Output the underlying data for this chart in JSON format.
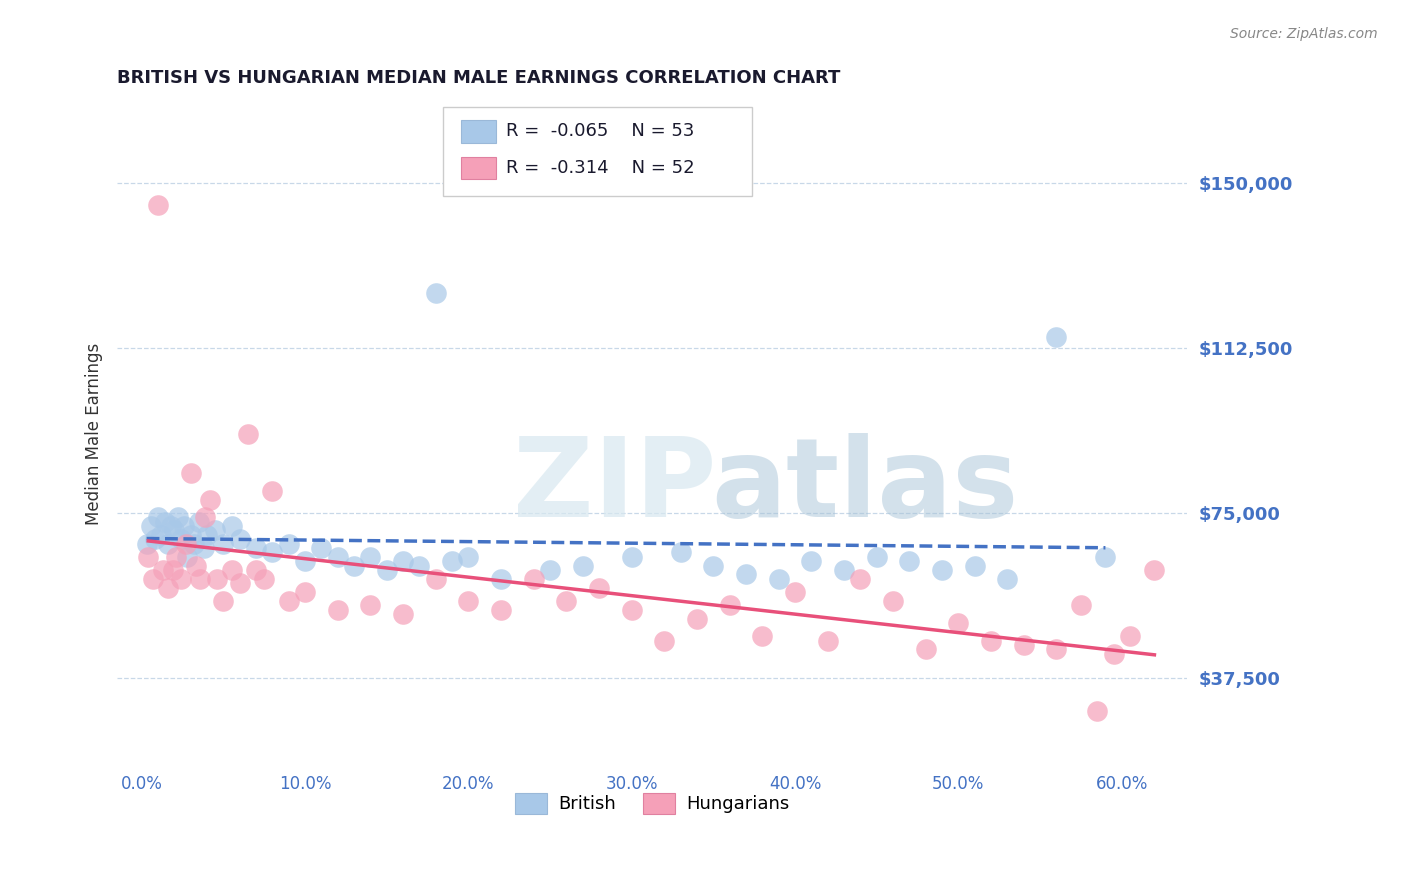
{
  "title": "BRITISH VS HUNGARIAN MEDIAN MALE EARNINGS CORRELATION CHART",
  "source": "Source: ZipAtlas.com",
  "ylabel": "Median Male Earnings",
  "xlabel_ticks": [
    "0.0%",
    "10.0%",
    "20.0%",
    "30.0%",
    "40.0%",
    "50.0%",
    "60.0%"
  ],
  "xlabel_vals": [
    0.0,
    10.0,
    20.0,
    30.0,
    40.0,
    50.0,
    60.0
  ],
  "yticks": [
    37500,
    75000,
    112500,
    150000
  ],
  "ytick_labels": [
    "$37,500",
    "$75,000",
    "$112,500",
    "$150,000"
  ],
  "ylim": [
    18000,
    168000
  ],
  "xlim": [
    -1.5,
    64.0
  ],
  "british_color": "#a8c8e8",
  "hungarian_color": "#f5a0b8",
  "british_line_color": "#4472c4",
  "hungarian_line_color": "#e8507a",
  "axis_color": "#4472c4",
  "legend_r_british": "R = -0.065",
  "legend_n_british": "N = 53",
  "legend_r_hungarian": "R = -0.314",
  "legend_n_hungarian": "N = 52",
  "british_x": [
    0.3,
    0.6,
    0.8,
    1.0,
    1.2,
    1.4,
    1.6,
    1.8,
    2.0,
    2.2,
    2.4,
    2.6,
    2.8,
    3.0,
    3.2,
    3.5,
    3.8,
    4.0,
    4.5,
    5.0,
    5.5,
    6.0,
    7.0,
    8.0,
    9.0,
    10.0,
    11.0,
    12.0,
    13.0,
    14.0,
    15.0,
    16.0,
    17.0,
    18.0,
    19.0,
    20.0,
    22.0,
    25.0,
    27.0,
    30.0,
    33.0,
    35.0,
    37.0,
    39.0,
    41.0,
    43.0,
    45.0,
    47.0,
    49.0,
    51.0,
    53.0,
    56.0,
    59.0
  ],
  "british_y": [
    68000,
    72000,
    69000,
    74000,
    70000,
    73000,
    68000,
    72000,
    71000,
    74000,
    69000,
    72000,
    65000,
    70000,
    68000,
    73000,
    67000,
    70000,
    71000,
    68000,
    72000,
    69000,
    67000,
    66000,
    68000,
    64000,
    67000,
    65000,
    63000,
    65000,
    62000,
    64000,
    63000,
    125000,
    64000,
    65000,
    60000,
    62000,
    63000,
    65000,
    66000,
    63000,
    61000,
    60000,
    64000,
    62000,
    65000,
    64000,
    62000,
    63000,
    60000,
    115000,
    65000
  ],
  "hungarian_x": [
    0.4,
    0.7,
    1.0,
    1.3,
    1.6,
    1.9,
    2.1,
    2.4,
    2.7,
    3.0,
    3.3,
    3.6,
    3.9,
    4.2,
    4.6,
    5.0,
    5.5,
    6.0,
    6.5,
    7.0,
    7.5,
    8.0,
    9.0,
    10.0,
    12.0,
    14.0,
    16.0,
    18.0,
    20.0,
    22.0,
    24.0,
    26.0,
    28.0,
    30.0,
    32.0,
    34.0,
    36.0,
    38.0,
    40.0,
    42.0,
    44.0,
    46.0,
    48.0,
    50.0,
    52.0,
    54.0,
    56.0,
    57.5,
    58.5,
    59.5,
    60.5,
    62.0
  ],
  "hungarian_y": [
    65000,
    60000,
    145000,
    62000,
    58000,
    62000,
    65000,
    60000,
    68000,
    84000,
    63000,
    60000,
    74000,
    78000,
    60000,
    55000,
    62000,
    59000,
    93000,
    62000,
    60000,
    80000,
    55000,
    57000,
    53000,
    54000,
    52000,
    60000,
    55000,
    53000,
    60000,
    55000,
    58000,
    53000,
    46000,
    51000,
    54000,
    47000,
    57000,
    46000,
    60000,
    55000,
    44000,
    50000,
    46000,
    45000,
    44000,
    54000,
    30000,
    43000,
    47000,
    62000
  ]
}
--
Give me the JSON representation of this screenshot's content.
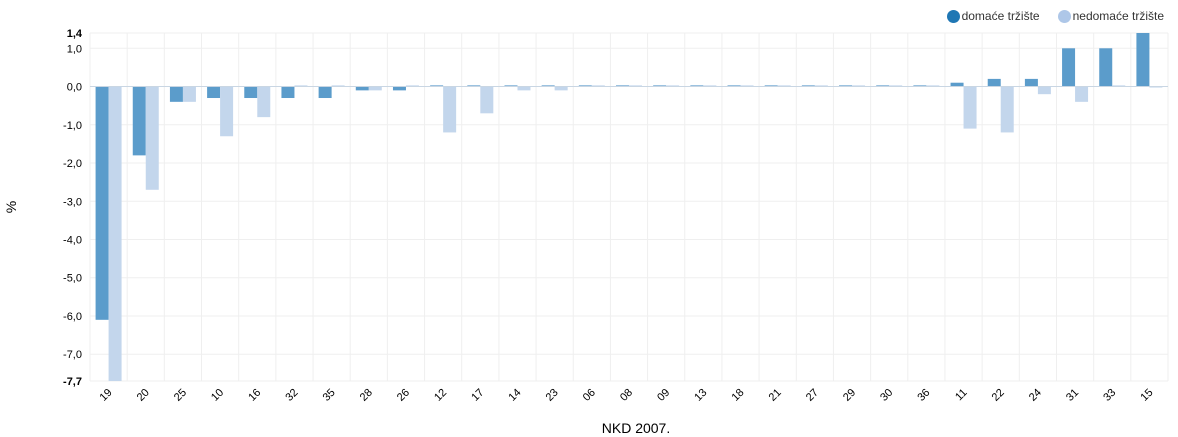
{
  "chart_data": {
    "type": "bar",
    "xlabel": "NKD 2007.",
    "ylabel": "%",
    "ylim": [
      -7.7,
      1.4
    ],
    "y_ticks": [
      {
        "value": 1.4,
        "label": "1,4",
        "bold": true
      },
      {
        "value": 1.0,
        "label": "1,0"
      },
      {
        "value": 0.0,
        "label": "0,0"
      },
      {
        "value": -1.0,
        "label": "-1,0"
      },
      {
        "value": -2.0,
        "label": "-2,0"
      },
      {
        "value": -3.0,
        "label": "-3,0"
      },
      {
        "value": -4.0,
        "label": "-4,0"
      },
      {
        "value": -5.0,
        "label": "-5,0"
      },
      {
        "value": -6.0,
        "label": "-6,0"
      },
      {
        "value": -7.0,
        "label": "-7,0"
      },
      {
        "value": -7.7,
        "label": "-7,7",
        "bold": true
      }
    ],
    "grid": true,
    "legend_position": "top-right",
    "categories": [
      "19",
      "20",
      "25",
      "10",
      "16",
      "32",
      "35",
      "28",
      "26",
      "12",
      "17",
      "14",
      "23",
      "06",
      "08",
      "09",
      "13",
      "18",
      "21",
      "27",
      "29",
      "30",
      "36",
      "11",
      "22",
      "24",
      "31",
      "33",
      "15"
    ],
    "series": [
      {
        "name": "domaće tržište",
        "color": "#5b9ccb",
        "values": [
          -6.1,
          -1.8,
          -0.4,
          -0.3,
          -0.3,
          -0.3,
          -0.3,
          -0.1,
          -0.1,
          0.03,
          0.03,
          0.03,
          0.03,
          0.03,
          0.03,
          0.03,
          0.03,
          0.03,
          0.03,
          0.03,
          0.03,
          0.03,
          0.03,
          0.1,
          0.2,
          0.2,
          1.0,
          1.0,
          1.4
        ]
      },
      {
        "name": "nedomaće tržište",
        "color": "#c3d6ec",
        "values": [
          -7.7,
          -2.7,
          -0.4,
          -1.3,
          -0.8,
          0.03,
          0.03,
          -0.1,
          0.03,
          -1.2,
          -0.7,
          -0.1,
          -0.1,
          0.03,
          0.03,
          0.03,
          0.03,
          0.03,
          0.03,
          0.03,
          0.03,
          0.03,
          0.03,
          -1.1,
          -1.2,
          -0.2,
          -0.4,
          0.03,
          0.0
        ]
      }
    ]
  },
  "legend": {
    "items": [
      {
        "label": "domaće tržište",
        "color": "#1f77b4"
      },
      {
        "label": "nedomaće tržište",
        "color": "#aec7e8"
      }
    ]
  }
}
---
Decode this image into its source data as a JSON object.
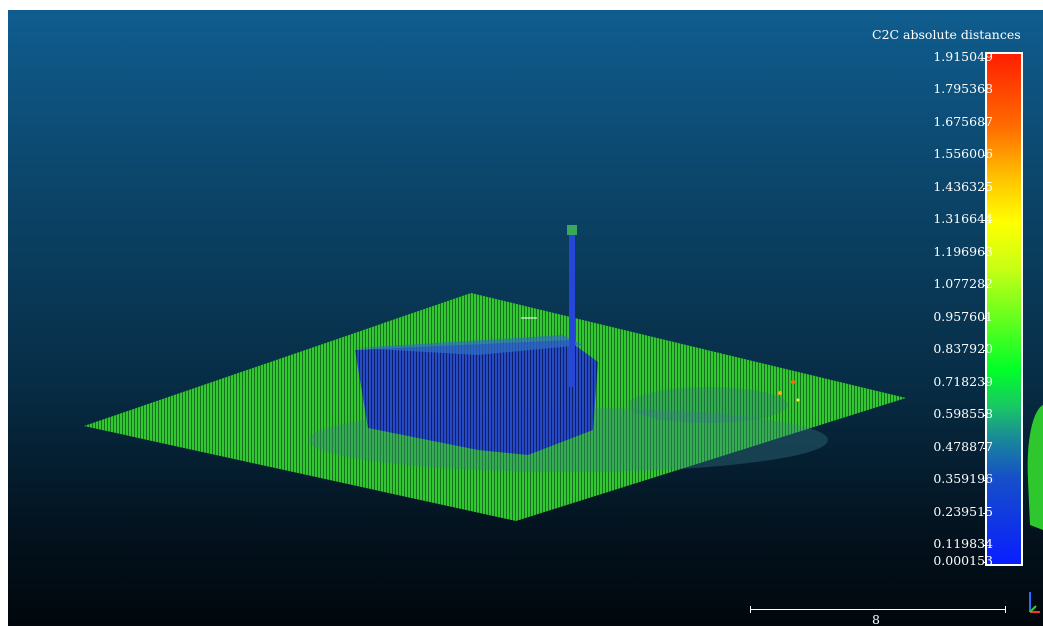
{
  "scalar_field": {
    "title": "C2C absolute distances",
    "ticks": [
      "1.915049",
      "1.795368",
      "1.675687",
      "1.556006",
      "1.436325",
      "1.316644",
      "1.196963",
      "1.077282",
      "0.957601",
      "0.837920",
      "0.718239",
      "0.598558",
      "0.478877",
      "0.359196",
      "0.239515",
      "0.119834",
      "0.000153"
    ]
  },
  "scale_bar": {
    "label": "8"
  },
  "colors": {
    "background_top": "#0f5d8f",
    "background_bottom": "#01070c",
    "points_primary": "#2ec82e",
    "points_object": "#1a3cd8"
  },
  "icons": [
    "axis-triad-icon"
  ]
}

Instruction
Look through the data above. Copy every line with the string "JSON" in it.

Result of the task
Output the underlying data for this chart in JSON format.
Give me the JSON representation of this screenshot's content.
Decode this image into its source data as a JSON object.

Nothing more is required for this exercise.